Could you transcribe every record below exactly as written, leaving out any pictures?

---*---

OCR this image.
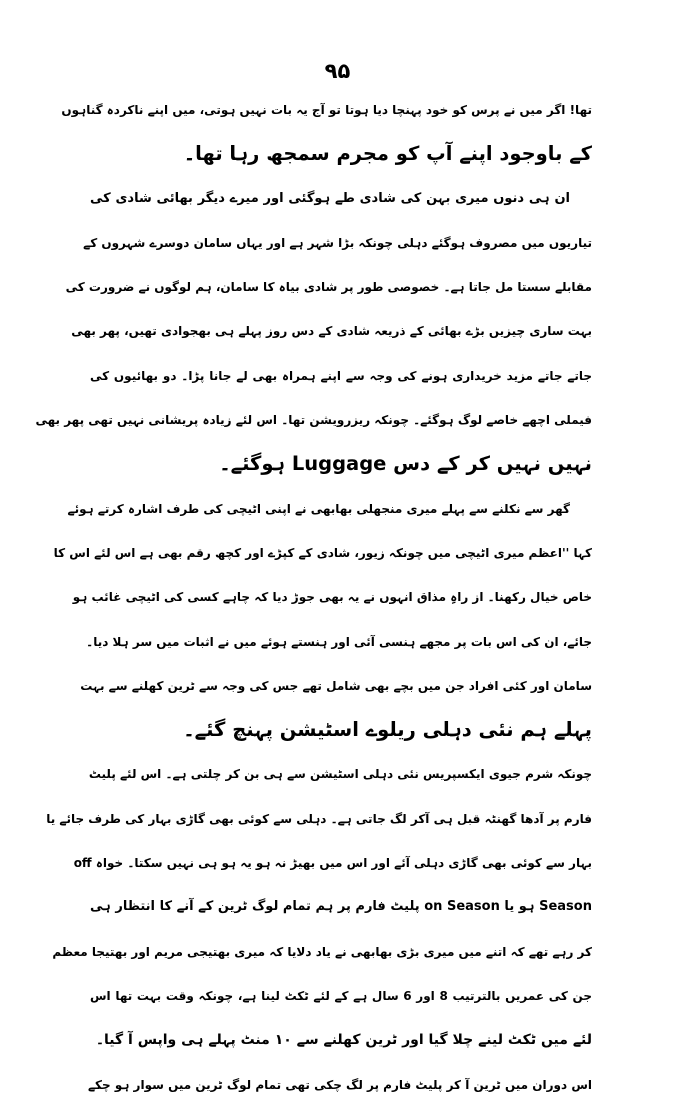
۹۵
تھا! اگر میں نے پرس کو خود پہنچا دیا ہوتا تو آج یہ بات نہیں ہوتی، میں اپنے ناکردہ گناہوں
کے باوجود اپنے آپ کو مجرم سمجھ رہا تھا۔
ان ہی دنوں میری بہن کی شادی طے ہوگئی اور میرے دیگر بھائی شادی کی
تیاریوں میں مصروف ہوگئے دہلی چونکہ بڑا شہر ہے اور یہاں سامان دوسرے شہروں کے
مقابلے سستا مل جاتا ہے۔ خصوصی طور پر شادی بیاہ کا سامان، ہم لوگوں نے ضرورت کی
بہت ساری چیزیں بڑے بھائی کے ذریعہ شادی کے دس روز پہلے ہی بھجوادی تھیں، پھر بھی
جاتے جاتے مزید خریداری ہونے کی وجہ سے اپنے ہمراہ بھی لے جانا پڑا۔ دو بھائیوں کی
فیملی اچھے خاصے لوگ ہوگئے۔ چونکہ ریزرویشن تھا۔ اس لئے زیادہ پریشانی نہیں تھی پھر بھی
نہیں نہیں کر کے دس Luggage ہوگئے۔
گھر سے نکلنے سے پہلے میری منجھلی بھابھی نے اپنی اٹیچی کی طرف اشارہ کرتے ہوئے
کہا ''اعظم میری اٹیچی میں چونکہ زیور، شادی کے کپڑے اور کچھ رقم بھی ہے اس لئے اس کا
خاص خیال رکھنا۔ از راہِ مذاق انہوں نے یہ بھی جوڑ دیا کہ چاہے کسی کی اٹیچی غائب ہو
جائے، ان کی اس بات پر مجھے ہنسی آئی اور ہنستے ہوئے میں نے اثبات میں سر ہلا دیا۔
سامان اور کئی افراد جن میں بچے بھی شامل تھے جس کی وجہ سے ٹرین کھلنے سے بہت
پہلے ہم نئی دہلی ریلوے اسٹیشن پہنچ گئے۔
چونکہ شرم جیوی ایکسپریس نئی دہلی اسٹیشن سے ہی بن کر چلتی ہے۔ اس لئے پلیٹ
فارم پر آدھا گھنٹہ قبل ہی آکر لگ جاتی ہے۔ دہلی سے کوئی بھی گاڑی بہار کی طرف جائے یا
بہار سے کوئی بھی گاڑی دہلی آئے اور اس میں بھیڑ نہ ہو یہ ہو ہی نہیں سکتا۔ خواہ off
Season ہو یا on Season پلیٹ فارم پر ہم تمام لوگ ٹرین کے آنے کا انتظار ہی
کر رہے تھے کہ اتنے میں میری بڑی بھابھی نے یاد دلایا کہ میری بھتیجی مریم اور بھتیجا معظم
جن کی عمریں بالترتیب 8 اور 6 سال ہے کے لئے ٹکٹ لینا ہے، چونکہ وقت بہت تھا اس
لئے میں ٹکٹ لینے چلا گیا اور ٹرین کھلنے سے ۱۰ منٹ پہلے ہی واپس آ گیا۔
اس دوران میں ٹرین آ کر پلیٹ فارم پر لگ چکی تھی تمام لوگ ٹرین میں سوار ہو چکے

---*---

### RESULT
OCR this image.
۹۵
تھا! اگر میں نے پرس کو خود پہنچا دیا ہوتا تو آج یہ بات نہیں ہوتی، میں اپنے ناکردہ گناہوں
کے باوجود اپنے آپ کو مجرم سمجھ رہا تھا۔
ان ہی دنوں میری بہن کی شادی طے ہوگئی اور میرے دیگر بھائی شادی کی
تیاریوں میں مصروف ہوگئے دہلی چونکہ بڑا شہر ہے اور یہاں سامان دوسرے شہروں کے
مقابلے سستا مل جاتا ہے۔ خصوصی طور پر شادی بیاہ کا سامان، ہم لوگوں نے ضرورت کی
بہت ساری چیزیں بڑے بھائی کے ذریعہ شادی کے دس روز پہلے ہی بھجوادی تھیں، پھر بھی
جاتے جاتے مزید خریداری ہونے کی وجہ سے اپنے ہمراہ بھی لے جانا پڑا۔ دو بھائیوں کی
فیملی اچھے خاصے لوگ ہوگئے۔ چونکہ ریزرویشن تھا۔ اس لئے زیادہ پریشانی نہیں تھی پھر بھی
نہیں نہیں کر کے دس Luggage ہوگئے۔
گھر سے نکلنے سے پہلے میری منجھلی بھابھی نے اپنی اٹیچی کی طرف اشارہ کرتے ہوئے
کہا ''اعظم میری اٹیچی میں چونکہ زیور، شادی کے کپڑے اور کچھ رقم بھی ہے اس لئے اس کا
خاص خیال رکھنا۔ از راہِ مذاق انہوں نے یہ بھی جوڑ دیا کہ چاہے کسی کی اٹیچی غائب ہو
جائے، ان کی اس بات پر مجھے ہنسی آئی اور ہنستے ہوئے میں نے اثبات میں سر ہلا دیا۔
سامان اور کئی افراد جن میں بچے بھی شامل تھے جس کی وجہ سے ٹرین کھلنے سے بہت
پہلے ہم نئی دہلی ریلوے اسٹیشن پہنچ گئے۔
چونکہ شرم جیوی ایکسپریس نئی دہلی اسٹیشن سے ہی بن کر چلتی ہے۔ اس لئے پلیٹ
فارم پر آدھا گھنٹہ قبل ہی آکر لگ جاتی ہے۔ دہلی سے کوئی بھی گاڑی بہار کی طرف جائے یا
بہار سے کوئی بھی گاڑی دہلی آئے اور اس میں بھیڑ نہ ہو یہ ہو ہی نہیں سکتا۔ خواہ off
Season ہو یا on Season پلیٹ فارم پر ہم تمام لوگ ٹرین کے آنے کا انتظار ہی
کر رہے تھے کہ اتنے میں میری بڑی بھابھی نے یاد دلایا کہ میری بھتیجی مریم اور بھتیجا معظم
جن کی عمریں بالترتیب 8 اور 6 سال ہے کے لئے ٹکٹ لینا ہے، چونکہ وقت بہت تھا اس
لئے میں ٹکٹ لینے چلا گیا اور ٹرین کھلنے سے ۱۰ منٹ پہلے ہی واپس آ گیا۔
اس دوران میں ٹرین آ کر پلیٹ فارم پر لگ چکی تھی تمام لوگ ٹرین میں سوار ہو چکے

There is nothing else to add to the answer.